## EXCERPTED RECORDS
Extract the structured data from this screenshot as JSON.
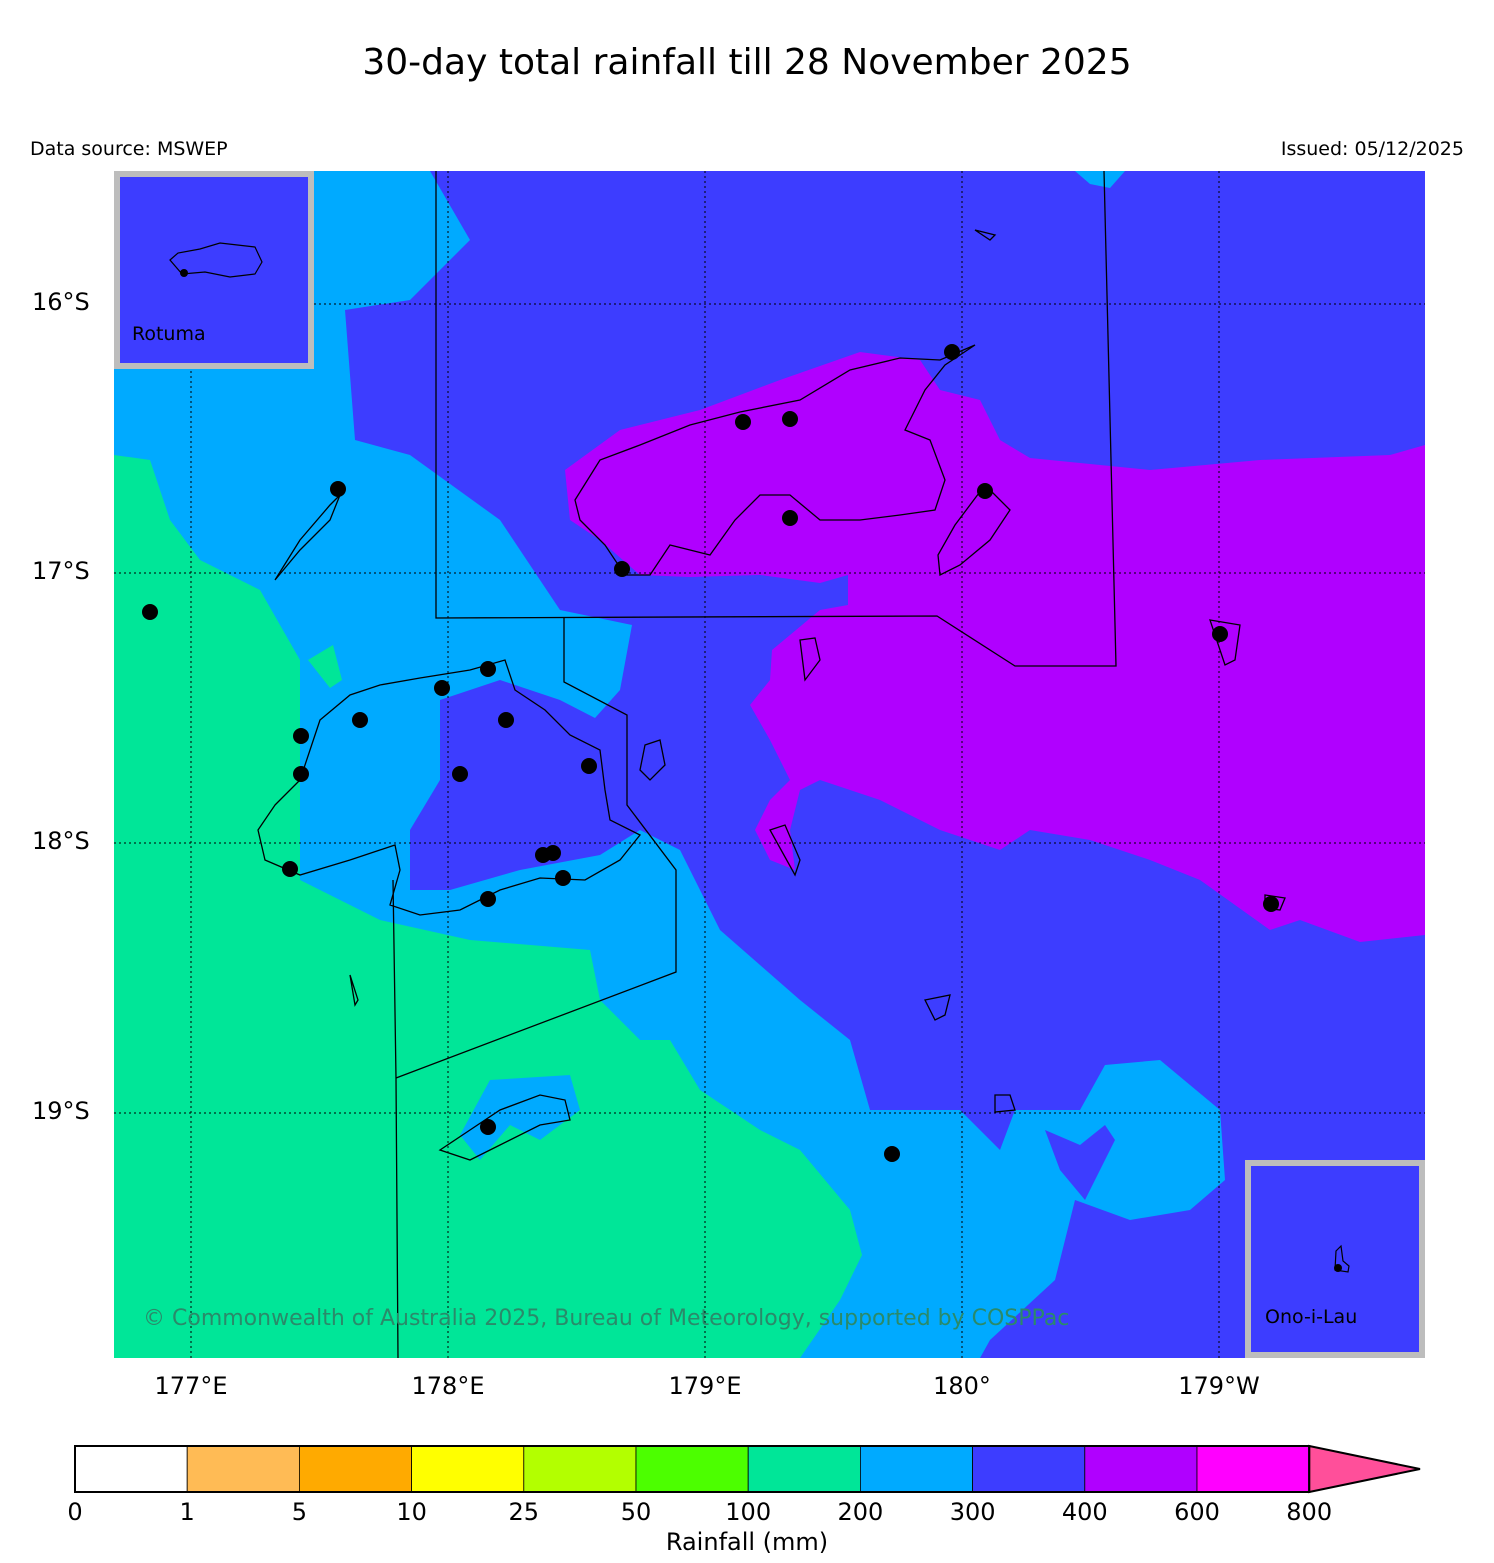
{
  "title": "30-day total rainfall till 28 November 2025",
  "data_source": "Data source: MSWEP",
  "issued": "Issued: 05/12/2025",
  "copyright": "© Commonwealth of Australia 2025, Bureau of Meteorology, supported by COSPPac",
  "lat_labels": [
    "16°S",
    "17°S",
    "18°S",
    "19°S"
  ],
  "lon_labels": [
    "177°E",
    "178°E",
    "179°E",
    "180°",
    "179°W"
  ],
  "insets": {
    "rotuma": "Rotuma",
    "ono": "Ono-i-Lau"
  },
  "colorbar": {
    "label": "Rainfall (mm)",
    "ticks": [
      "0",
      "1",
      "5",
      "10",
      "25",
      "50",
      "100",
      "200",
      "300",
      "400",
      "600",
      "800"
    ],
    "colors": [
      "#ffffff",
      "#ffbb55",
      "#ffaa00",
      "#ffff00",
      "#b3ff00",
      "#4cff00",
      "#00e698",
      "#00aaff",
      "#3d3dff",
      "#b000ff",
      "#ff00ff"
    ],
    "extend_color": "#ff4f9a"
  }
}
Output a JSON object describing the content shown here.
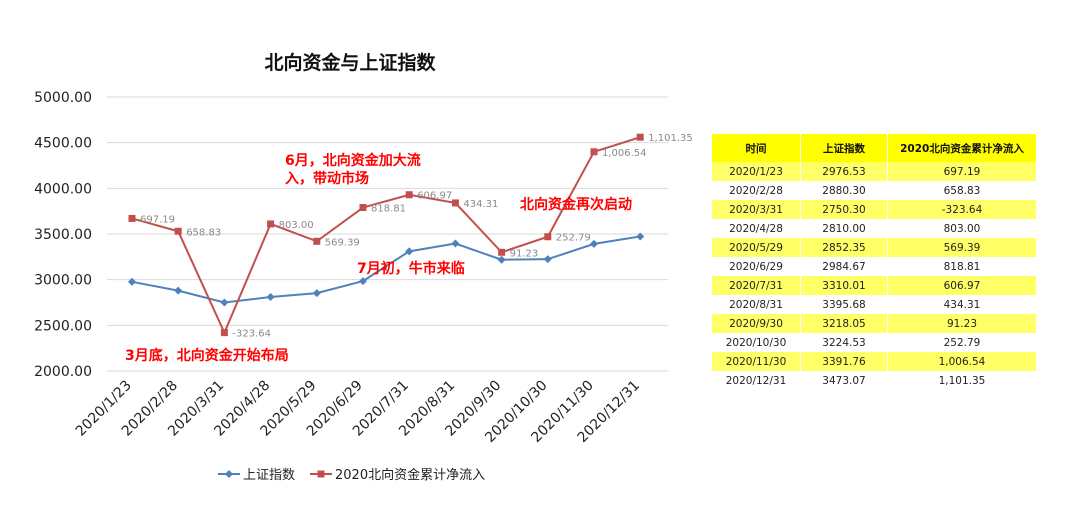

## JOB
Leave out the pictures and print each record exactly as it stands.

## RESPONSE
Extract the structured data from this screenshot as JSON.
{
  "title": "30-day total rainfall till 28 November 2025",
  "data_source": "Data source: MSWEP",
  "issued": "Issued: 05/12/2025",
  "copyright": "© Commonwealth of Australia 2025, Bureau of Meteorology, supported by COSPPac",
  "lat_labels": [
    "16°S",
    "17°S",
    "18°S",
    "19°S"
  ],
  "lon_labels": [
    "177°E",
    "178°E",
    "179°E",
    "180°",
    "179°W"
  ],
  "insets": {
    "rotuma": "Rotuma",
    "ono": "Ono-i-Lau"
  },
  "colorbar": {
    "label": "Rainfall (mm)",
    "ticks": [
      "0",
      "1",
      "5",
      "10",
      "25",
      "50",
      "100",
      "200",
      "300",
      "400",
      "600",
      "800"
    ],
    "colors": [
      "#ffffff",
      "#ffbb55",
      "#ffaa00",
      "#ffff00",
      "#b3ff00",
      "#4cff00",
      "#00e698",
      "#00aaff",
      "#3d3dff",
      "#b000ff",
      "#ff00ff"
    ],
    "extend_color": "#ff4f9a"
  }
}
Output a JSON object describing the content shown here.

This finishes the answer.